* start *

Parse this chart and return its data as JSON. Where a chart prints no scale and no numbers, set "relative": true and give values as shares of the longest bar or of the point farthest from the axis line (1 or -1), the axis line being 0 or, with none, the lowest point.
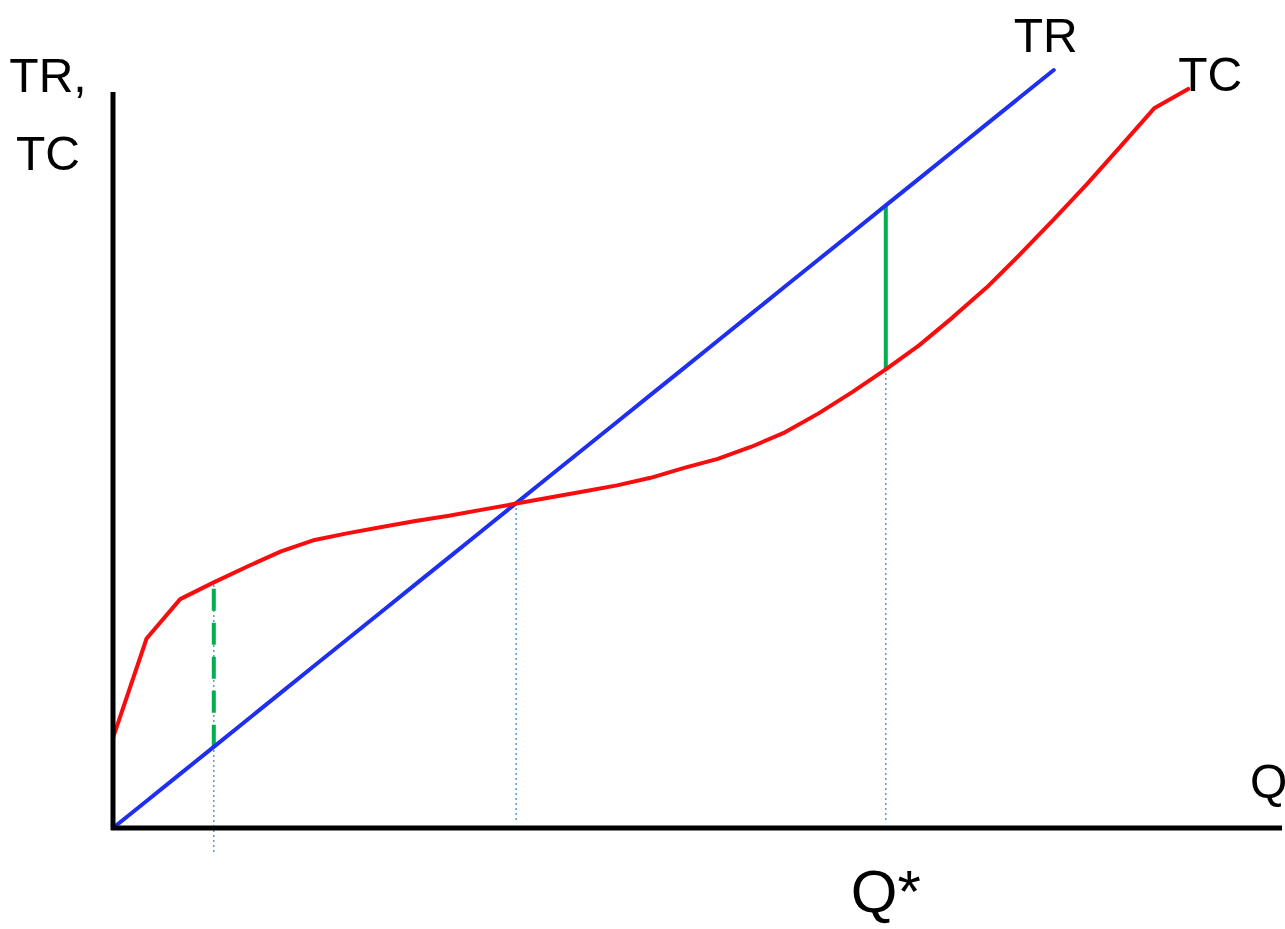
{
  "chart_data": {
    "type": "line",
    "relative": true,
    "xlabel": "Q",
    "ylabel": "TR, TC",
    "categories": [
      null,
      null,
      null,
      null,
      null,
      null,
      null,
      null,
      null,
      null,
      null,
      null,
      null,
      null,
      null,
      null,
      null,
      null,
      null,
      null,
      null,
      null,
      null,
      null,
      null,
      null,
      null,
      null,
      null,
      null,
      null,
      null,
      null,
      null,
      null,
      null
    ],
    "series": [
      {
        "name": "TR",
        "color": "#1f2ff0",
        "values": [
          0,
          0.0357,
          0.0714,
          0.1071,
          0.1429,
          0.1786,
          0.2143,
          0.25,
          0.2857,
          0.3214,
          0.3571,
          0.3929,
          0.4286,
          0.4643,
          0.5,
          0.5357,
          0.5714,
          0.6071,
          0.6429,
          0.6786,
          0.7143,
          0.75,
          0.7857,
          0.8214,
          0.8571,
          0.8929,
          0.9286,
          0.9643,
          1,
          null,
          null,
          null,
          null,
          null,
          null,
          null
        ]
      },
      {
        "name": "TC",
        "color": "#f70d0d",
        "values": [
          0.119,
          0.25,
          0.302,
          0.324,
          0.345,
          0.365,
          0.38,
          0.389,
          0.397,
          0.405,
          0.412,
          0.42,
          0.428,
          0.436,
          0.444,
          0.452,
          0.462,
          0.475,
          0.487,
          0.503,
          0.522,
          0.547,
          0.575,
          0.605,
          0.637,
          0.674,
          0.713,
          0.757,
          0.803,
          0.85,
          0.9,
          0.95,
          0.975,
          null,
          null,
          null
        ]
      }
    ],
    "annotations": [
      "Q*"
    ]
  }
}
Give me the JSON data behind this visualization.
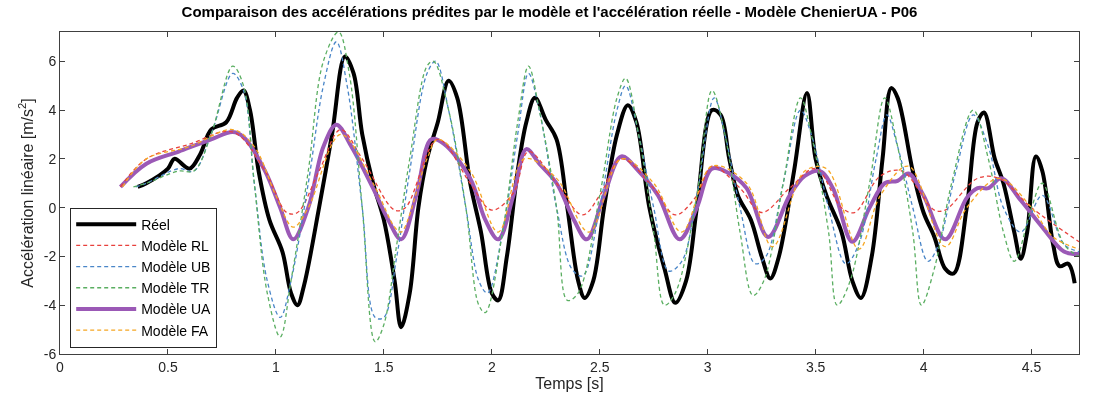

* end *

# [Stated task]
Repeat the lines above exactly, and keep every picture out.

# [Answer below]
Parse this chart and return its data as JSON. Where a chart prints no scale and no numbers, set "relative": true and give values as shares of the longest bar or of the point farthest from the axis line (1 or -1), the axis line being 0 or, with none, the lowest point.
{
  "chart_data": {
    "type": "line",
    "relative": true,
    "xlabel": "Q",
    "ylabel": "TR, TC",
    "categories": [
      null,
      null,
      null,
      null,
      null,
      null,
      null,
      null,
      null,
      null,
      null,
      null,
      null,
      null,
      null,
      null,
      null,
      null,
      null,
      null,
      null,
      null,
      null,
      null,
      null,
      null,
      null,
      null,
      null,
      null,
      null,
      null,
      null,
      null,
      null,
      null
    ],
    "series": [
      {
        "name": "TR",
        "color": "#1f2ff0",
        "values": [
          0,
          0.0357,
          0.0714,
          0.1071,
          0.1429,
          0.1786,
          0.2143,
          0.25,
          0.2857,
          0.3214,
          0.3571,
          0.3929,
          0.4286,
          0.4643,
          0.5,
          0.5357,
          0.5714,
          0.6071,
          0.6429,
          0.6786,
          0.7143,
          0.75,
          0.7857,
          0.8214,
          0.8571,
          0.8929,
          0.9286,
          0.9643,
          1,
          null,
          null,
          null,
          null,
          null,
          null,
          null
        ]
      },
      {
        "name": "TC",
        "color": "#f70d0d",
        "values": [
          0.119,
          0.25,
          0.302,
          0.324,
          0.345,
          0.365,
          0.38,
          0.389,
          0.397,
          0.405,
          0.412,
          0.42,
          0.428,
          0.436,
          0.444,
          0.452,
          0.462,
          0.475,
          0.487,
          0.503,
          0.522,
          0.547,
          0.575,
          0.605,
          0.637,
          0.674,
          0.713,
          0.757,
          0.803,
          0.85,
          0.9,
          0.95,
          0.975,
          null,
          null,
          null
        ]
      }
    ],
    "annotations": [
      "Q*"
    ]
  }
}
Give me the JSON data behind this visualization.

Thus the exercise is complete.